◆ **WORK TO BE COMPLETED**
Return, word for word, every line that follows.

Rows from a dataset
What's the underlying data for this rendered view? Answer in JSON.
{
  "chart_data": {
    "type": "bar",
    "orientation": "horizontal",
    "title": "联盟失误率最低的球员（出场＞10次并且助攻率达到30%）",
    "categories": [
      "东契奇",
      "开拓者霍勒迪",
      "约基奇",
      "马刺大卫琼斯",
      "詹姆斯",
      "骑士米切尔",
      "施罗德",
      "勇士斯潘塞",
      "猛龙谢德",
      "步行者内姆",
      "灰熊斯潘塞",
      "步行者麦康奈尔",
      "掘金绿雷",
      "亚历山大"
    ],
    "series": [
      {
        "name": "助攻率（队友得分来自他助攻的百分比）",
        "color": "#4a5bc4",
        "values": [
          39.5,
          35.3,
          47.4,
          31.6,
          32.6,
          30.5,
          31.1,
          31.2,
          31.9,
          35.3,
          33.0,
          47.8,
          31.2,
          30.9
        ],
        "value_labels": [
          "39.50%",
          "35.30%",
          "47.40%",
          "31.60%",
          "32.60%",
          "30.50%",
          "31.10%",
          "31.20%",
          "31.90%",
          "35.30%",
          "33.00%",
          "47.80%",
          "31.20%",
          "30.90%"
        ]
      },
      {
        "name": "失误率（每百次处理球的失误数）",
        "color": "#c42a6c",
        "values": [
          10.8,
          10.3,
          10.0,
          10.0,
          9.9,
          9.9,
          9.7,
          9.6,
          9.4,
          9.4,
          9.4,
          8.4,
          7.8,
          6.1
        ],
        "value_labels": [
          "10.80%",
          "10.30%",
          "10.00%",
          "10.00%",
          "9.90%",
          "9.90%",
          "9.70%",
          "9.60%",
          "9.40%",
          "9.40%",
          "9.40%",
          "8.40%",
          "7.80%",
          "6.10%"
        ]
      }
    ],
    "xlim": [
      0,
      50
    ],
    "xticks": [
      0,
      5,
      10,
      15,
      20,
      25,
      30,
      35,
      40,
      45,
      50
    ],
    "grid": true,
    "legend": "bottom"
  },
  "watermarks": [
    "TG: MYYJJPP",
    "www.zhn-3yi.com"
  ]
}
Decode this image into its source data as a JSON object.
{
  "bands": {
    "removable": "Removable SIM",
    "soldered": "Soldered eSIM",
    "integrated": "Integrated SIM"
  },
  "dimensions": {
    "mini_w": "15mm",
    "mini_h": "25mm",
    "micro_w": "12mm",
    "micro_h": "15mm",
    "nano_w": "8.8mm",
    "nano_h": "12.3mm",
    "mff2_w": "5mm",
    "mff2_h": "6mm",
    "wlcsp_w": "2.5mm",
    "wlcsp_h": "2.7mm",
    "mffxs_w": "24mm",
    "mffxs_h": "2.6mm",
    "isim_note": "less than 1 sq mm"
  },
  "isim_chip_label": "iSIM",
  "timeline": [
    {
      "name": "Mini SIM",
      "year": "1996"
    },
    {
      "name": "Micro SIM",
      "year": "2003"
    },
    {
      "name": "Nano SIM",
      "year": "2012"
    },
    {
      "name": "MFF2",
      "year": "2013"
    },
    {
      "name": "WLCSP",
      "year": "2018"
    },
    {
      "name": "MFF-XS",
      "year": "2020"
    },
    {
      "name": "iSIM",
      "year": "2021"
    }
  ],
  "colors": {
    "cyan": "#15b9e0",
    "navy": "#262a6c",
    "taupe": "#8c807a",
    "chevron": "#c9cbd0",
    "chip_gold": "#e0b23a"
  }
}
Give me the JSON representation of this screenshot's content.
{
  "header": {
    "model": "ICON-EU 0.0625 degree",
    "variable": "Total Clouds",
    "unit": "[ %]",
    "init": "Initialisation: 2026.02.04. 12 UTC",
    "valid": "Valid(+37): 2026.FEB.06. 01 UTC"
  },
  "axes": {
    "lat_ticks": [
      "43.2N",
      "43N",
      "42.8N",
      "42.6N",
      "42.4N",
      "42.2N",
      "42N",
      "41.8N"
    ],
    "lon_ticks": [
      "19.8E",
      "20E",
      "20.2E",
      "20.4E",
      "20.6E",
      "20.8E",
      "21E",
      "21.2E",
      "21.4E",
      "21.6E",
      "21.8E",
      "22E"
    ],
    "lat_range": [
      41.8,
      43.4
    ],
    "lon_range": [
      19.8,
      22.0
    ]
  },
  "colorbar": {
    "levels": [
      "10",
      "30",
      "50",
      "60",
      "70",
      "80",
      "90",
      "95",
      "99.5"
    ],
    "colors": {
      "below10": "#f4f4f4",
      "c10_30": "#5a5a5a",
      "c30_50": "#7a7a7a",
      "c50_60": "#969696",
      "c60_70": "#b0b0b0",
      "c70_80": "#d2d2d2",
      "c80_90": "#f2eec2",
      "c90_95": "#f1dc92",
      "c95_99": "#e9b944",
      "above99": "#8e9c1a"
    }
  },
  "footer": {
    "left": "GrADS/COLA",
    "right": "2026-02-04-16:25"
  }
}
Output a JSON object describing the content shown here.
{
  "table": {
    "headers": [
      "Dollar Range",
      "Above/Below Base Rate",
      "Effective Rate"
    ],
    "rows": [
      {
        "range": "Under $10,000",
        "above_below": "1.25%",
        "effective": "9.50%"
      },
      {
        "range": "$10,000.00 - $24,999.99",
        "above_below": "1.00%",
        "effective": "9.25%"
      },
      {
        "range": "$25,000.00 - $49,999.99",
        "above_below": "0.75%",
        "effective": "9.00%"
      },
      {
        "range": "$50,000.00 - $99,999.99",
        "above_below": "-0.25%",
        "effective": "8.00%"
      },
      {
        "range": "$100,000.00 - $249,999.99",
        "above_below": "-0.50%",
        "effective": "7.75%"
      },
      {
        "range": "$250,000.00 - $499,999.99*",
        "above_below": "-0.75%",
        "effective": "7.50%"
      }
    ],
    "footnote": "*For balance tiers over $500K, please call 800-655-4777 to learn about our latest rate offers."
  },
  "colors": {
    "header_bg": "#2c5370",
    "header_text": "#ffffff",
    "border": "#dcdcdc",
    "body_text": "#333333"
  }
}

◆ **EXERCISE RESULT**
What's the underlying data for this rendered view? Answer in JSON.
{
  "chart_data": {
    "type": "bar",
    "orientation": "horizontal",
    "title": "联盟失误率最低的球员（出场＞10次并且助攻率达到30%）",
    "categories": [
      "东契奇",
      "开拓者霍勒迪",
      "约基奇",
      "马刺大卫琼斯",
      "詹姆斯",
      "骑士米切尔",
      "施罗德",
      "勇士斯潘塞",
      "猛龙谢德",
      "步行者内姆",
      "灰熊斯潘塞",
      "步行者麦康奈尔",
      "掘金绿雷",
      "亚历山大"
    ],
    "series": [
      {
        "name": "助攻率（队友得分来自他助攻的百分比）",
        "color": "#4a5bc4",
        "values": [
          39.5,
          35.3,
          47.4,
          31.6,
          32.6,
          30.5,
          31.1,
          31.2,
          31.9,
          35.3,
          33.0,
          47.8,
          31.2,
          30.9
        ],
        "value_labels": [
          "39.50%",
          "35.30%",
          "47.40%",
          "31.60%",
          "32.60%",
          "30.50%",
          "31.10%",
          "31.20%",
          "31.90%",
          "35.30%",
          "33.00%",
          "47.80%",
          "31.20%",
          "30.90%"
        ]
      },
      {
        "name": "失误率（每百次处理球的失误数）",
        "color": "#c42a6c",
        "values": [
          10.8,
          10.3,
          10.0,
          10.0,
          9.9,
          9.9,
          9.7,
          9.6,
          9.4,
          9.4,
          9.4,
          8.4,
          7.8,
          6.1
        ],
        "value_labels": [
          "10.80%",
          "10.30%",
          "10.00%",
          "10.00%",
          "9.90%",
          "9.90%",
          "9.70%",
          "9.60%",
          "9.40%",
          "9.40%",
          "9.40%",
          "8.40%",
          "7.80%",
          "6.10%"
        ]
      }
    ],
    "xlim": [
      0,
      50
    ],
    "xticks": [
      0,
      5,
      10,
      15,
      20,
      25,
      30,
      35,
      40,
      45,
      50
    ],
    "grid": true,
    "legend": "bottom"
  },
  "watermarks": [
    "TG: MYYJJPP",
    "www.zhn-3yi.com"
  ]
}
Decode this image into its source data as a JSON object.
{
  "bands": {
    "removable": "Removable SIM",
    "soldered": "Soldered eSIM",
    "integrated": "Integrated SIM"
  },
  "dimensions": {
    "mini_w": "15mm",
    "mini_h": "25mm",
    "micro_w": "12mm",
    "micro_h": "15mm",
    "nano_w": "8.8mm",
    "nano_h": "12.3mm",
    "mff2_w": "5mm",
    "mff2_h": "6mm",
    "wlcsp_w": "2.5mm",
    "wlcsp_h": "2.7mm",
    "mffxs_w": "24mm",
    "mffxs_h": "2.6mm",
    "isim_note": "less than 1 sq mm"
  },
  "isim_chip_label": "iSIM",
  "timeline": [
    {
      "name": "Mini SIM",
      "year": "1996"
    },
    {
      "name": "Micro SIM",
      "year": "2003"
    },
    {
      "name": "Nano SIM",
      "year": "2012"
    },
    {
      "name": "MFF2",
      "year": "2013"
    },
    {
      "name": "WLCSP",
      "year": "2018"
    },
    {
      "name": "MFF-XS",
      "year": "2020"
    },
    {
      "name": "iSIM",
      "year": "2021"
    }
  ],
  "colors": {
    "cyan": "#15b9e0",
    "navy": "#262a6c",
    "taupe": "#8c807a",
    "chevron": "#c9cbd0",
    "chip_gold": "#e0b23a"
  }
}
Give me the JSON representation of this screenshot's content.
{
  "header": {
    "model": "ICON-EU 0.0625 degree",
    "variable": "Total Clouds",
    "unit": "[ %]",
    "init": "Initialisation: 2026.02.04. 12 UTC",
    "valid": "Valid(+37): 2026.FEB.06. 01 UTC"
  },
  "axes": {
    "lat_ticks": [
      "43.2N",
      "43N",
      "42.8N",
      "42.6N",
      "42.4N",
      "42.2N",
      "42N",
      "41.8N"
    ],
    "lon_ticks": [
      "19.8E",
      "20E",
      "20.2E",
      "20.4E",
      "20.6E",
      "20.8E",
      "21E",
      "21.2E",
      "21.4E",
      "21.6E",
      "21.8E",
      "22E"
    ],
    "lat_range": [
      41.8,
      43.4
    ],
    "lon_range": [
      19.8,
      22.0
    ]
  },
  "colorbar": {
    "levels": [
      "10",
      "30",
      "50",
      "60",
      "70",
      "80",
      "90",
      "95",
      "99.5"
    ],
    "colors": {
      "below10": "#f4f4f4",
      "c10_30": "#5a5a5a",
      "c30_50": "#7a7a7a",
      "c50_60": "#969696",
      "c60_70": "#b0b0b0",
      "c70_80": "#d2d2d2",
      "c80_90": "#f2eec2",
      "c90_95": "#f1dc92",
      "c95_99": "#e9b944",
      "above99": "#8e9c1a"
    }
  },
  "footer": {
    "left": "GrADS/COLA",
    "right": "2026-02-04-16:25"
  }
}
Output a JSON object describing the content shown here.
{
  "table": {
    "headers": [
      "Dollar Range",
      "Above/Below Base Rate",
      "Effective Rate"
    ],
    "rows": [
      {
        "range": "Under $10,000",
        "above_below": "1.25%",
        "effective": "9.50%"
      },
      {
        "range": "$10,000.00 - $24,999.99",
        "above_below": "1.00%",
        "effective": "9.25%"
      },
      {
        "range": "$25,000.00 - $49,999.99",
        "above_below": "0.75%",
        "effective": "9.00%"
      },
      {
        "range": "$50,000.00 - $99,999.99",
        "above_below": "-0.25%",
        "effective": "8.00%"
      },
      {
        "range": "$100,000.00 - $249,999.99",
        "above_below": "-0.50%",
        "effective": "7.75%"
      },
      {
        "range": "$250,000.00 - $499,999.99*",
        "above_below": "-0.75%",
        "effective": "7.50%"
      }
    ],
    "footnote": "*For balance tiers over $500K, please call 800-655-4777 to learn about our latest rate offers."
  },
  "colors": {
    "header_bg": "#2c5370",
    "header_text": "#ffffff",
    "border": "#dcdcdc",
    "body_text": "#333333"
  }
}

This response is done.